__Supplied records__:
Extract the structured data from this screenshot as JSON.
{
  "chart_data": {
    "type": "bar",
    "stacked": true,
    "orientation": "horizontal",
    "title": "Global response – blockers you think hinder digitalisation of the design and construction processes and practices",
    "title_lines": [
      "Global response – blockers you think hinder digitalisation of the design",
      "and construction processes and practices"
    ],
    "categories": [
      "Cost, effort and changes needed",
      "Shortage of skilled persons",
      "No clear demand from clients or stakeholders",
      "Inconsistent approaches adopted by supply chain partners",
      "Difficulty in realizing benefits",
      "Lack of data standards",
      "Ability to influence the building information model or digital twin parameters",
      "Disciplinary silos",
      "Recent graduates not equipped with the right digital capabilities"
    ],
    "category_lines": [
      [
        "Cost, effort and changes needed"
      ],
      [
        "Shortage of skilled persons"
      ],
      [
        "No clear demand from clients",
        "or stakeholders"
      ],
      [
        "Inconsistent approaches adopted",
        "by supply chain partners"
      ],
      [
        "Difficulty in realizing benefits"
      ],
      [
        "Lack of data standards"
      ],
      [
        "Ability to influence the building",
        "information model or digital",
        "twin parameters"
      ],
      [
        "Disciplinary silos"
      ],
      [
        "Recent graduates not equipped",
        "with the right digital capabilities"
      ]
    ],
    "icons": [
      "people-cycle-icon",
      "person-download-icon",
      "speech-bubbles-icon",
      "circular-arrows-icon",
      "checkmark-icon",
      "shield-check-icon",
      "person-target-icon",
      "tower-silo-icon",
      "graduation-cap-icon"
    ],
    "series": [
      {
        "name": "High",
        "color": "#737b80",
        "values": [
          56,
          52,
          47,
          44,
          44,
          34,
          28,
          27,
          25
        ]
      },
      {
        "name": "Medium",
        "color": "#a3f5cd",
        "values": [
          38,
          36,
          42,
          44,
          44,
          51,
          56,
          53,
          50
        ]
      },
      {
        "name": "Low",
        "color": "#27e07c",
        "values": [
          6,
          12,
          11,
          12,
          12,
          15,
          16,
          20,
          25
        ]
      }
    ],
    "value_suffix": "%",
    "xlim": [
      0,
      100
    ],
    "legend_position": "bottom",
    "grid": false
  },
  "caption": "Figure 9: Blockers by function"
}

__What is asked__: Would you reproduce all the entries exactly?

__Worked solution__:
Extract the structured data from this screenshot as JSON.
{
  "chart_data": {
    "type": "bar",
    "stacked": true,
    "orientation": "horizontal",
    "title": "Global response – blockers you think hinder digitalisation of the design and construction processes and practices",
    "title_lines": [
      "Global response – blockers you think hinder digitalisation of the design",
      "and construction processes and practices"
    ],
    "categories": [
      "Cost, effort and changes needed",
      "Shortage of skilled persons",
      "No clear demand from clients or stakeholders",
      "Inconsistent approaches adopted by supply chain partners",
      "Difficulty in realizing benefits",
      "Lack of data standards",
      "Ability to influence the building information model or digital twin parameters",
      "Disciplinary silos",
      "Recent graduates not equipped with the right digital capabilities"
    ],
    "category_lines": [
      [
        "Cost, effort and changes needed"
      ],
      [
        "Shortage of skilled persons"
      ],
      [
        "No clear demand from clients",
        "or stakeholders"
      ],
      [
        "Inconsistent approaches adopted",
        "by supply chain partners"
      ],
      [
        "Difficulty in realizing benefits"
      ],
      [
        "Lack of data standards"
      ],
      [
        "Ability to influence the building",
        "information model or digital",
        "twin parameters"
      ],
      [
        "Disciplinary silos"
      ],
      [
        "Recent graduates not equipped",
        "with the right digital capabilities"
      ]
    ],
    "icons": [
      "people-cycle-icon",
      "person-download-icon",
      "speech-bubbles-icon",
      "circular-arrows-icon",
      "checkmark-icon",
      "shield-check-icon",
      "person-target-icon",
      "tower-silo-icon",
      "graduation-cap-icon"
    ],
    "series": [
      {
        "name": "High",
        "color": "#737b80",
        "values": [
          56,
          52,
          47,
          44,
          44,
          34,
          28,
          27,
          25
        ]
      },
      {
        "name": "Medium",
        "color": "#a3f5cd",
        "values": [
          38,
          36,
          42,
          44,
          44,
          51,
          56,
          53,
          50
        ]
      },
      {
        "name": "Low",
        "color": "#27e07c",
        "values": [
          6,
          12,
          11,
          12,
          12,
          15,
          16,
          20,
          25
        ]
      }
    ],
    "value_suffix": "%",
    "xlim": [
      0,
      100
    ],
    "legend_position": "bottom",
    "grid": false
  },
  "caption": "Figure 9: Blockers by function"
}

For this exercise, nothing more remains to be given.